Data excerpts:
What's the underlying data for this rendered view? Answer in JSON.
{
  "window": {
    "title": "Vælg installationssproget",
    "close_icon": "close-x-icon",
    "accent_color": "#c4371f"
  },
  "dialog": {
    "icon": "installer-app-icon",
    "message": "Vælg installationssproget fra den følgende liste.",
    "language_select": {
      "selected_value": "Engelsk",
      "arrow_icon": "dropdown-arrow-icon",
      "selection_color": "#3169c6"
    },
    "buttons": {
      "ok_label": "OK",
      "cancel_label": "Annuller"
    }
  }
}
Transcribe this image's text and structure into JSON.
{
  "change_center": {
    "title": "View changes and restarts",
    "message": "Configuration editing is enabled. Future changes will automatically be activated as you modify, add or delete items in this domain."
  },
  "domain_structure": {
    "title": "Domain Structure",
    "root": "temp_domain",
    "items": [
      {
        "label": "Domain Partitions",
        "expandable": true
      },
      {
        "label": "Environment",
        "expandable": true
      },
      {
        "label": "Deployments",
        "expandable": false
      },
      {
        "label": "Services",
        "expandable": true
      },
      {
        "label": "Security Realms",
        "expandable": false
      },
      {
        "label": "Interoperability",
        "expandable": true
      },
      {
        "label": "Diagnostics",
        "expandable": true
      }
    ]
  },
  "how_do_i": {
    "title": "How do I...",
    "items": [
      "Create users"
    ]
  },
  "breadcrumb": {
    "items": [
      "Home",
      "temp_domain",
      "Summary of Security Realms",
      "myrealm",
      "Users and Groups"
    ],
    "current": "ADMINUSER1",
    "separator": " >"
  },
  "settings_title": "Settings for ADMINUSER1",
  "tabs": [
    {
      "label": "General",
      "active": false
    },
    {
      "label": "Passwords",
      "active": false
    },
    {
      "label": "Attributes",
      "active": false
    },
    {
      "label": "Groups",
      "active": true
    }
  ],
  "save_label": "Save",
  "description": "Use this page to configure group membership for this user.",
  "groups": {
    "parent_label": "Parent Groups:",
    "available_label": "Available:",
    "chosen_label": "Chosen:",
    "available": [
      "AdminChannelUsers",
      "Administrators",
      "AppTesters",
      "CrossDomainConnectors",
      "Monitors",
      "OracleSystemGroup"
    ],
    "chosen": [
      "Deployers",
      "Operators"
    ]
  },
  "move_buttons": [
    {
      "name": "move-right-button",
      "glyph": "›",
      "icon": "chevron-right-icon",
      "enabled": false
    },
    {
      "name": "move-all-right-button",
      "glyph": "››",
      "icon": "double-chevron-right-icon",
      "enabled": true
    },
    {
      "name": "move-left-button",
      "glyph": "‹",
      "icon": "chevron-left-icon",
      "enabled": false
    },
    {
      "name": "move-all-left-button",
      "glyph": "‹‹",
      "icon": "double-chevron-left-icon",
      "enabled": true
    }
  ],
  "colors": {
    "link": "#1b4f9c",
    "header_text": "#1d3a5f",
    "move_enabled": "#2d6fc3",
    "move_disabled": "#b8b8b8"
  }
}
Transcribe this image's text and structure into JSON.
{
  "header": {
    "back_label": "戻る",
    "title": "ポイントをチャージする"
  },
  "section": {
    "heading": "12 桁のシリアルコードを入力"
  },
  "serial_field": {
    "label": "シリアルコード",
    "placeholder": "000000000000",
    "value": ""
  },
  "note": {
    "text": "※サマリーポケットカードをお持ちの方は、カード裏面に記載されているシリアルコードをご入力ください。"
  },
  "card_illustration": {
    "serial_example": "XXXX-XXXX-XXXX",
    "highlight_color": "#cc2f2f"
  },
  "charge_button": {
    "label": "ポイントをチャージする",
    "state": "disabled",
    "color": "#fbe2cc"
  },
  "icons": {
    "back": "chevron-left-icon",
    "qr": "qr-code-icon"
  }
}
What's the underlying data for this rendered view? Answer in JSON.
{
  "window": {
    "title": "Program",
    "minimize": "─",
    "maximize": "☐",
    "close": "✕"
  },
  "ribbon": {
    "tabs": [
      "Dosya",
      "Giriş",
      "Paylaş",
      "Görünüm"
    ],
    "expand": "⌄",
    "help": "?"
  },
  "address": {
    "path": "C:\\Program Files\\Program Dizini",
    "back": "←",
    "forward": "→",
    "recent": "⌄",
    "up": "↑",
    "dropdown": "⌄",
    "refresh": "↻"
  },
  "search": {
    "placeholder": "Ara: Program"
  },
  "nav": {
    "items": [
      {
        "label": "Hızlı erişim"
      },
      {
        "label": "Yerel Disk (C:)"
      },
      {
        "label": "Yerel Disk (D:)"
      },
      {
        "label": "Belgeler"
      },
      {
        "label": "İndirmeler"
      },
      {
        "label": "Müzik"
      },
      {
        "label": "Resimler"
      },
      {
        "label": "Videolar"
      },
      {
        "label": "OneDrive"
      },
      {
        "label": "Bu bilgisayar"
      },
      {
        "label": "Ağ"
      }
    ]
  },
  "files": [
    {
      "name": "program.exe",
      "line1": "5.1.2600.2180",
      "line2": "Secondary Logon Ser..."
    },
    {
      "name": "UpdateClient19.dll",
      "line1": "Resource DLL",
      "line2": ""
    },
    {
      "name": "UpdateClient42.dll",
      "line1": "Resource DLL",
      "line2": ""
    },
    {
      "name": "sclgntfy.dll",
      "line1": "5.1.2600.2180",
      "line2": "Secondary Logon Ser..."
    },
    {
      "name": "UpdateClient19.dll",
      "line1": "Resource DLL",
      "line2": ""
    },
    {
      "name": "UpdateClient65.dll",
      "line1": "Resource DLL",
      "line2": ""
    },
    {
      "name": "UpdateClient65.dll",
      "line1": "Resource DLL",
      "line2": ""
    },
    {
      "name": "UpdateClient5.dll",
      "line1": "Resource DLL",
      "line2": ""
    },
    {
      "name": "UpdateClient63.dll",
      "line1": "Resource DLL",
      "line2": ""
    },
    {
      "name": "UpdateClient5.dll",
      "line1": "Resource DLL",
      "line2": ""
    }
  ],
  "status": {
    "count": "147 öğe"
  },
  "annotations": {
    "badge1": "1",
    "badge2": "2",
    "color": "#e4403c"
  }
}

TASK TO COMPLETE:
Reproduce the full listing word for word.

FINAL RESULT:
What's the underlying data for this rendered view? Answer in JSON.
{
  "window": {
    "title": "Vælg installationssproget",
    "close_icon": "close-x-icon",
    "accent_color": "#c4371f"
  },
  "dialog": {
    "icon": "installer-app-icon",
    "message": "Vælg installationssproget fra den følgende liste.",
    "language_select": {
      "selected_value": "Engelsk",
      "arrow_icon": "dropdown-arrow-icon",
      "selection_color": "#3169c6"
    },
    "buttons": {
      "ok_label": "OK",
      "cancel_label": "Annuller"
    }
  }
}
Transcribe this image's text and structure into JSON.
{
  "change_center": {
    "title": "View changes and restarts",
    "message": "Configuration editing is enabled. Future changes will automatically be activated as you modify, add or delete items in this domain."
  },
  "domain_structure": {
    "title": "Domain Structure",
    "root": "temp_domain",
    "items": [
      {
        "label": "Domain Partitions",
        "expandable": true
      },
      {
        "label": "Environment",
        "expandable": true
      },
      {
        "label": "Deployments",
        "expandable": false
      },
      {
        "label": "Services",
        "expandable": true
      },
      {
        "label": "Security Realms",
        "expandable": false
      },
      {
        "label": "Interoperability",
        "expandable": true
      },
      {
        "label": "Diagnostics",
        "expandable": true
      }
    ]
  },
  "how_do_i": {
    "title": "How do I...",
    "items": [
      "Create users"
    ]
  },
  "breadcrumb": {
    "items": [
      "Home",
      "temp_domain",
      "Summary of Security Realms",
      "myrealm",
      "Users and Groups"
    ],
    "current": "ADMINUSER1",
    "separator": " >"
  },
  "settings_title": "Settings for ADMINUSER1",
  "tabs": [
    {
      "label": "General",
      "active": false
    },
    {
      "label": "Passwords",
      "active": false
    },
    {
      "label": "Attributes",
      "active": false
    },
    {
      "label": "Groups",
      "active": true
    }
  ],
  "save_label": "Save",
  "description": "Use this page to configure group membership for this user.",
  "groups": {
    "parent_label": "Parent Groups:",
    "available_label": "Available:",
    "chosen_label": "Chosen:",
    "available": [
      "AdminChannelUsers",
      "Administrators",
      "AppTesters",
      "CrossDomainConnectors",
      "Monitors",
      "OracleSystemGroup"
    ],
    "chosen": [
      "Deployers",
      "Operators"
    ]
  },
  "move_buttons": [
    {
      "name": "move-right-button",
      "glyph": "›",
      "icon": "chevron-right-icon",
      "enabled": false
    },
    {
      "name": "move-all-right-button",
      "glyph": "››",
      "icon": "double-chevron-right-icon",
      "enabled": true
    },
    {
      "name": "move-left-button",
      "glyph": "‹",
      "icon": "chevron-left-icon",
      "enabled": false
    },
    {
      "name": "move-all-left-button",
      "glyph": "‹‹",
      "icon": "double-chevron-left-icon",
      "enabled": true
    }
  ],
  "colors": {
    "link": "#1b4f9c",
    "header_text": "#1d3a5f",
    "move_enabled": "#2d6fc3",
    "move_disabled": "#b8b8b8"
  }
}
Transcribe this image's text and structure into JSON.
{
  "header": {
    "back_label": "戻る",
    "title": "ポイントをチャージする"
  },
  "section": {
    "heading": "12 桁のシリアルコードを入力"
  },
  "serial_field": {
    "label": "シリアルコード",
    "placeholder": "000000000000",
    "value": ""
  },
  "note": {
    "text": "※サマリーポケットカードをお持ちの方は、カード裏面に記載されているシリアルコードをご入力ください。"
  },
  "card_illustration": {
    "serial_example": "XXXX-XXXX-XXXX",
    "highlight_color": "#cc2f2f"
  },
  "charge_button": {
    "label": "ポイントをチャージする",
    "state": "disabled",
    "color": "#fbe2cc"
  },
  "icons": {
    "back": "chevron-left-icon",
    "qr": "qr-code-icon"
  }
}
What's the underlying data for this rendered view? Answer in JSON.
{
  "window": {
    "title": "Program",
    "minimize": "─",
    "maximize": "☐",
    "close": "✕"
  },
  "ribbon": {
    "tabs": [
      "Dosya",
      "Giriş",
      "Paylaş",
      "Görünüm"
    ],
    "expand": "⌄",
    "help": "?"
  },
  "address": {
    "path": "C:\\Program Files\\Program Dizini",
    "back": "←",
    "forward": "→",
    "recent": "⌄",
    "up": "↑",
    "dropdown": "⌄",
    "refresh": "↻"
  },
  "search": {
    "placeholder": "Ara: Program"
  },
  "nav": {
    "items": [
      {
        "label": "Hızlı erişim"
      },
      {
        "label": "Yerel Disk (C:)"
      },
      {
        "label": "Yerel Disk (D:)"
      },
      {
        "label": "Belgeler"
      },
      {
        "label": "İndirmeler"
      },
      {
        "label": "Müzik"
      },
      {
        "label": "Resimler"
      },
      {
        "label": "Videolar"
      },
      {
        "label": "OneDrive"
      },
      {
        "label": "Bu bilgisayar"
      },
      {
        "label": "Ağ"
      }
    ]
  },
  "files": [
    {
      "name": "program.exe",
      "line1": "5.1.2600.2180",
      "line2": "Secondary Logon Ser..."
    },
    {
      "name": "UpdateClient19.dll",
      "line1": "Resource DLL",
      "line2": ""
    },
    {
      "name": "UpdateClient42.dll",
      "line1": "Resource DLL",
      "line2": ""
    },
    {
      "name": "sclgntfy.dll",
      "line1": "5.1.2600.2180",
      "line2": "Secondary Logon Ser..."
    },
    {
      "name": "UpdateClient19.dll",
      "line1": "Resource DLL",
      "line2": ""
    },
    {
      "name": "UpdateClient65.dll",
      "line1": "Resource DLL",
      "line2": ""
    },
    {
      "name": "UpdateClient65.dll",
      "line1": "Resource DLL",
      "line2": ""
    },
    {
      "name": "UpdateClient5.dll",
      "line1": "Resource DLL",
      "line2": ""
    },
    {
      "name": "UpdateClient63.dll",
      "line1": "Resource DLL",
      "line2": ""
    },
    {
      "name": "UpdateClient5.dll",
      "line1": "Resource DLL",
      "line2": ""
    }
  ],
  "status": {
    "count": "147 öğe"
  },
  "annotations": {
    "badge1": "1",
    "badge2": "2",
    "color": "#e4403c"
  }
}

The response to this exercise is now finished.